* _Goal of the exercise_: Search the data for the string "Moving" and extract every line where it appears.

[Saved entries]
....
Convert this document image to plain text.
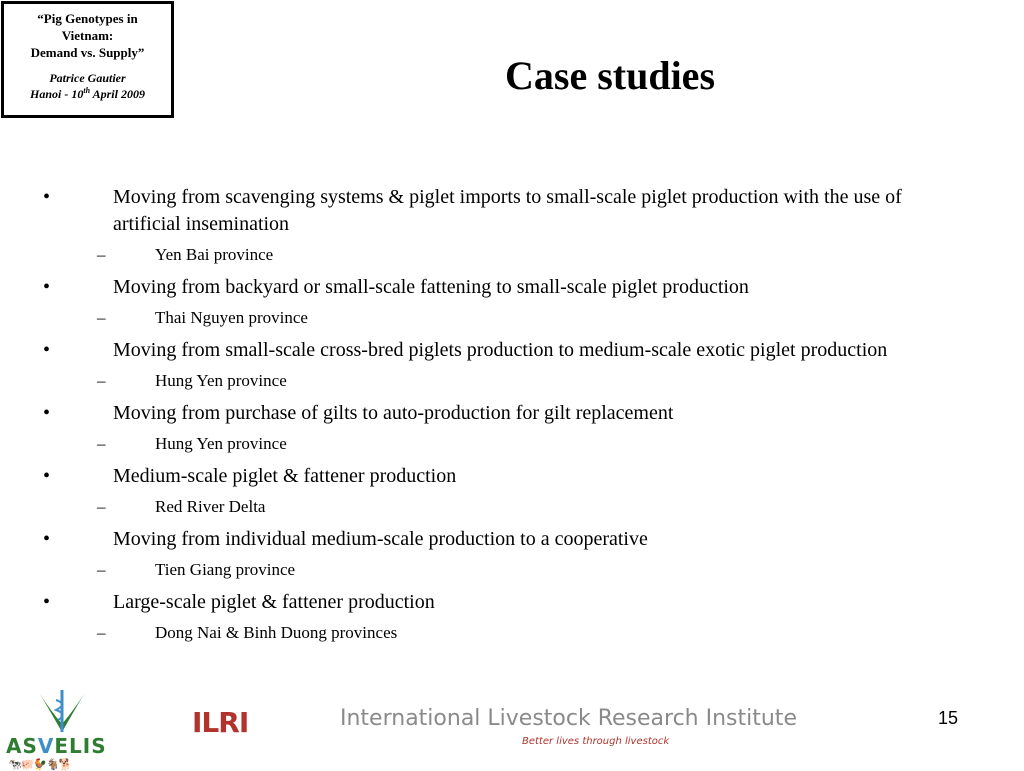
“Pig Genotypes in
Vietnam:
Demand vs. Supply”
Patrice Gautier
Hanoi - 10th April 2009	Case studies
•	Moving from scavenging systems & piglet imports to small-scale piglet production with the use of artificial insemination
–	Yen Bai province
•	Moving from backyard or small-scale fattening to small-scale piglet production
–	Thai Nguyen province
•	Moving from small-scale cross-bred piglets production to medium-scale exotic piglet production
–	Hung Yen province
•	Moving from purchase of gilts to auto-production for gilt replacement
–	Hung Yen province
•	Medium-scale piglet & fattener production
–	Red River Delta
•	Moving from individual medium-scale production to a cooperative
–	Tien Giang province
•	Large-scale piglet & fattener production
–	Dong Nai & Binh Duong provinces
ASVELIS
🐄🐖🐓🐐🐕
ILRI	International Livestock Research Institute
Better lives through livestock
15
....
* _Task answer_:
•	Moving from scavenging systems & piglet imports to small-scale piglet production with the use of artificial insemination
•	Moving from backyard or small-scale fattening to small-scale piglet production
•	Moving from small-scale cross-bred piglets production to medium-scale exotic piglet production
•	Moving from purchase of gilts to auto-production for gilt replacement
•	Moving from individual medium-scale production to a cooperative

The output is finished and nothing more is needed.